▸ Dataset items
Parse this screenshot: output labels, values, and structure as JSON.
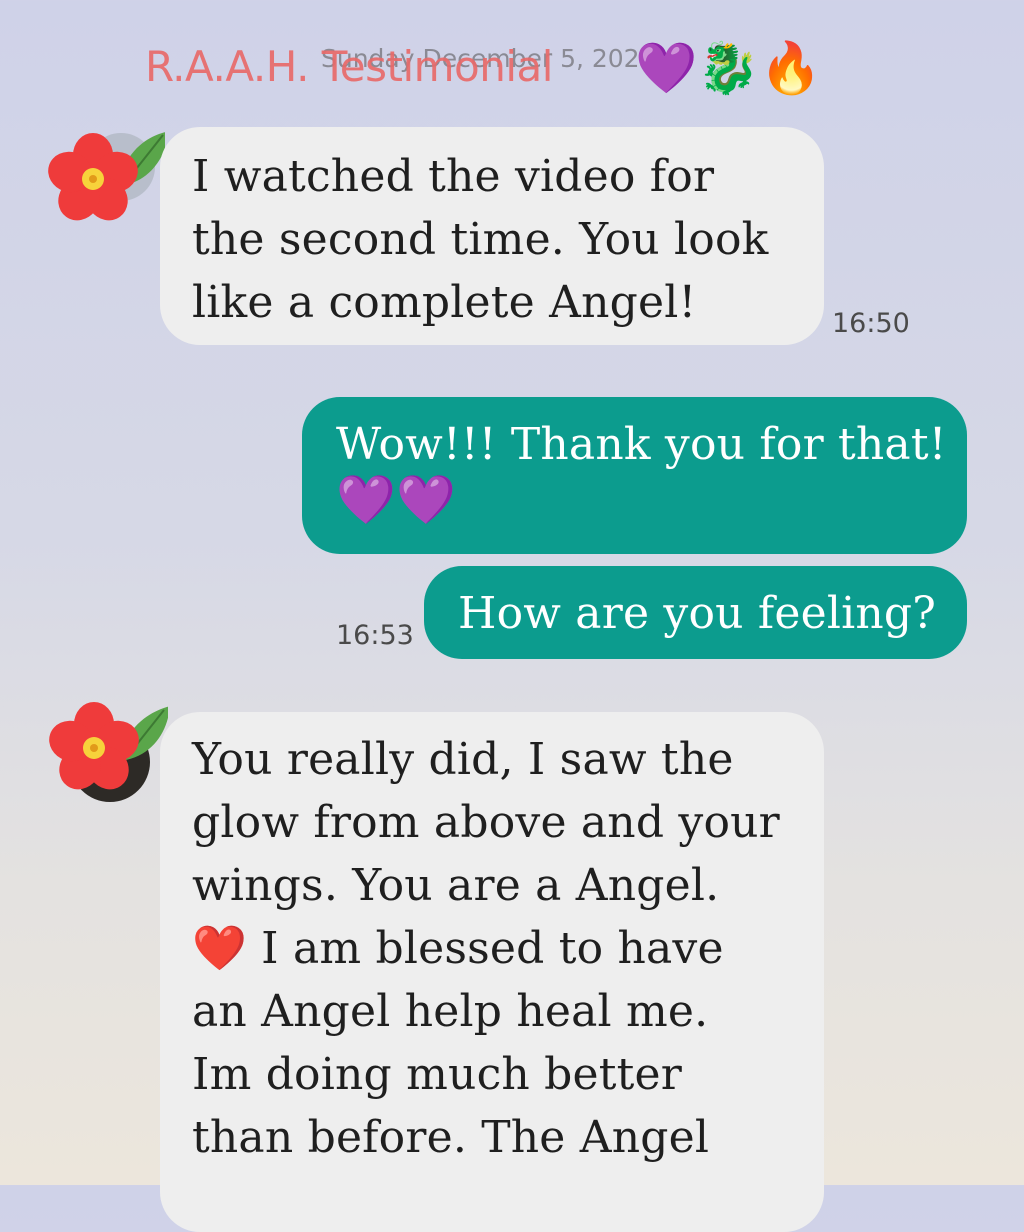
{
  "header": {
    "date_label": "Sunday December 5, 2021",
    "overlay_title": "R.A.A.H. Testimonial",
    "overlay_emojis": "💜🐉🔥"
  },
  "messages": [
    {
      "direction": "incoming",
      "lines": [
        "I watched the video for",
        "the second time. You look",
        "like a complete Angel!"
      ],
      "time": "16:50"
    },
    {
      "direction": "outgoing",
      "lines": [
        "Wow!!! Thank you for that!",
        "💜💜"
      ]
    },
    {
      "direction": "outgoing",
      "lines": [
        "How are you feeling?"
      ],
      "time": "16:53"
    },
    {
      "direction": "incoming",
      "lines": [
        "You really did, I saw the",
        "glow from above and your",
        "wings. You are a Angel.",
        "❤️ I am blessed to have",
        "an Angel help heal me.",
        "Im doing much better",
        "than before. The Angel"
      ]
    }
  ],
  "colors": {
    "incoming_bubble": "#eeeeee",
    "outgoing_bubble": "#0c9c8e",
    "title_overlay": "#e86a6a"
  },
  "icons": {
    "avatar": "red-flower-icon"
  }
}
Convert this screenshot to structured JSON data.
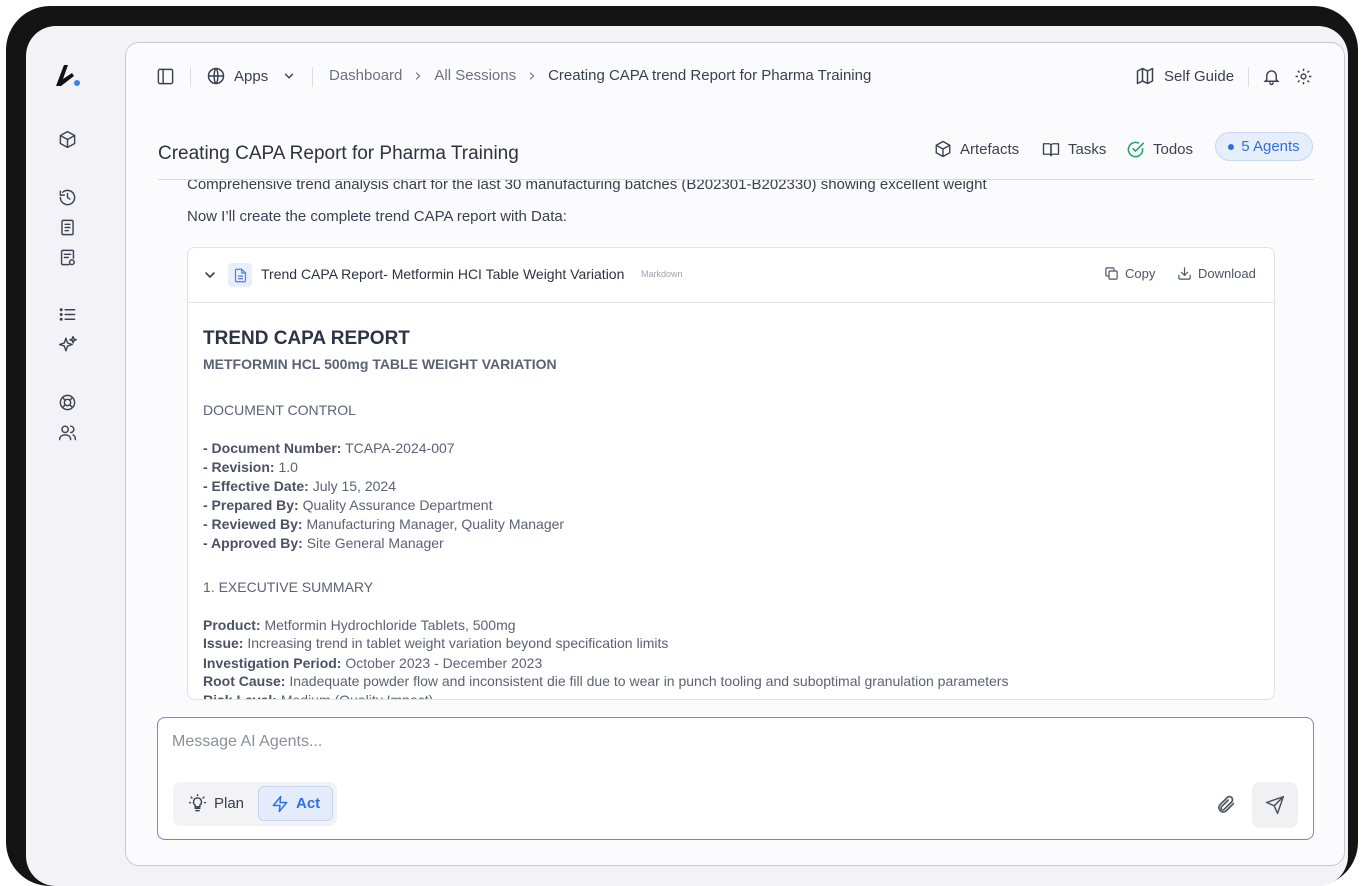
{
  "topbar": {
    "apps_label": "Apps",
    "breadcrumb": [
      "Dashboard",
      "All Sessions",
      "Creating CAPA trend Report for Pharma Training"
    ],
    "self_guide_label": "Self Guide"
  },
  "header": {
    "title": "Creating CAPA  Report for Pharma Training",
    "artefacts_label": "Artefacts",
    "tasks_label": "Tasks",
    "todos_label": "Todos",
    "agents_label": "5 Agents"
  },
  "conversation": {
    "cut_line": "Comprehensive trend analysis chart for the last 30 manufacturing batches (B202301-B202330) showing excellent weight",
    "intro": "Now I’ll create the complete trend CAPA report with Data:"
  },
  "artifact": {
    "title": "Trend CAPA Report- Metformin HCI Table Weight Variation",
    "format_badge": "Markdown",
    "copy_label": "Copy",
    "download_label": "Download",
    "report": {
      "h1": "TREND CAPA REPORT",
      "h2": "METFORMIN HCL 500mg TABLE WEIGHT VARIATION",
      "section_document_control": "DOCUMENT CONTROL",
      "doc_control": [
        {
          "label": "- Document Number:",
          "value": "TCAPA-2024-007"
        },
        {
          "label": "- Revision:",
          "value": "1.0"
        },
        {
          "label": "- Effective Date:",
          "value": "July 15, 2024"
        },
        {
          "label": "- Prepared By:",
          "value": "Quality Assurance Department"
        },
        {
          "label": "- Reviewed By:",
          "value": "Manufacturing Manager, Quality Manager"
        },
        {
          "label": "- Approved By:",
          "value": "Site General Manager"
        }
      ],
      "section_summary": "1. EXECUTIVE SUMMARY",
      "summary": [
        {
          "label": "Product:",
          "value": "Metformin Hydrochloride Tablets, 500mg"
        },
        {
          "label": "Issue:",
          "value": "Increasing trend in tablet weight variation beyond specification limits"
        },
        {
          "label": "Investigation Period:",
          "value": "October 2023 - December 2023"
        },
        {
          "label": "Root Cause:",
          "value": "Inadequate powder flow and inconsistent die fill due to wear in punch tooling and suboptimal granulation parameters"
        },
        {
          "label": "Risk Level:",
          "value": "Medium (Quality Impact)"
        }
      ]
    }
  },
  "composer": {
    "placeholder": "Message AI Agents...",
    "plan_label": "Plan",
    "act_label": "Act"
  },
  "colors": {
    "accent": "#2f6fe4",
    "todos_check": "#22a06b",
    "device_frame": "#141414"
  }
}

▸ REQUEST
The pictures should not appear in the copy; every other part of the records above must be returned exactly.

▸ TASK SOLUTION
Parse this screenshot: output labels, values, and structure as JSON.
{
  "header": {
    "date_label": "Sunday December 5, 2021",
    "overlay_title": "R.A.A.H. Testimonial",
    "overlay_emojis": "💜🐉🔥"
  },
  "messages": [
    {
      "direction": "incoming",
      "lines": [
        "I watched the video for",
        "the second time. You look",
        "like a complete Angel!"
      ],
      "time": "16:50"
    },
    {
      "direction": "outgoing",
      "lines": [
        "Wow!!! Thank you for that!",
        "💜💜"
      ]
    },
    {
      "direction": "outgoing",
      "lines": [
        "How are you feeling?"
      ],
      "time": "16:53"
    },
    {
      "direction": "incoming",
      "lines": [
        "You really did, I saw the",
        "glow from above and your",
        "wings. You are a Angel.",
        "❤️ I am blessed to have",
        "an Angel help heal me.",
        "Im doing much better",
        "than before. The Angel"
      ]
    }
  ],
  "colors": {
    "incoming_bubble": "#eeeeee",
    "outgoing_bubble": "#0c9c8e",
    "title_overlay": "#e86a6a"
  },
  "icons": {
    "avatar": "red-flower-icon"
  }
}
Convert this screenshot to structured JSON data.
{
  "topbar": {
    "apps_label": "Apps",
    "breadcrumb": [
      "Dashboard",
      "All Sessions",
      "Creating CAPA trend Report for Pharma Training"
    ],
    "self_guide_label": "Self Guide"
  },
  "header": {
    "title": "Creating CAPA  Report for Pharma Training",
    "artefacts_label": "Artefacts",
    "tasks_label": "Tasks",
    "todos_label": "Todos",
    "agents_label": "5 Agents"
  },
  "conversation": {
    "cut_line": "Comprehensive trend analysis chart for the last 30 manufacturing batches (B202301-B202330) showing excellent weight",
    "intro": "Now I’ll create the complete trend CAPA report with Data:"
  },
  "artifact": {
    "title": "Trend CAPA Report- Metformin HCI Table Weight Variation",
    "format_badge": "Markdown",
    "copy_label": "Copy",
    "download_label": "Download",
    "report": {
      "h1": "TREND CAPA REPORT",
      "h2": "METFORMIN HCL 500mg TABLE WEIGHT VARIATION",
      "section_document_control": "DOCUMENT CONTROL",
      "doc_control": [
        {
          "label": "- Document Number:",
          "value": "TCAPA-2024-007"
        },
        {
          "label": "- Revision:",
          "value": "1.0"
        },
        {
          "label": "- Effective Date:",
          "value": "July 15, 2024"
        },
        {
          "label": "- Prepared By:",
          "value": "Quality Assurance Department"
        },
        {
          "label": "- Reviewed By:",
          "value": "Manufacturing Manager, Quality Manager"
        },
        {
          "label": "- Approved By:",
          "value": "Site General Manager"
        }
      ],
      "section_summary": "1. EXECUTIVE SUMMARY",
      "summary": [
        {
          "label": "Product:",
          "value": "Metformin Hydrochloride Tablets, 500mg"
        },
        {
          "label": "Issue:",
          "value": "Increasing trend in tablet weight variation beyond specification limits"
        },
        {
          "label": "Investigation Period:",
          "value": "October 2023 - December 2023"
        },
        {
          "label": "Root Cause:",
          "value": "Inadequate powder flow and inconsistent die fill due to wear in punch tooling and suboptimal granulation parameters"
        },
        {
          "label": "Risk Level:",
          "value": "Medium (Quality Impact)"
        }
      ]
    }
  },
  "composer": {
    "placeholder": "Message AI Agents...",
    "plan_label": "Plan",
    "act_label": "Act"
  },
  "colors": {
    "accent": "#2f6fe4",
    "todos_check": "#22a06b",
    "device_frame": "#141414"
  }
}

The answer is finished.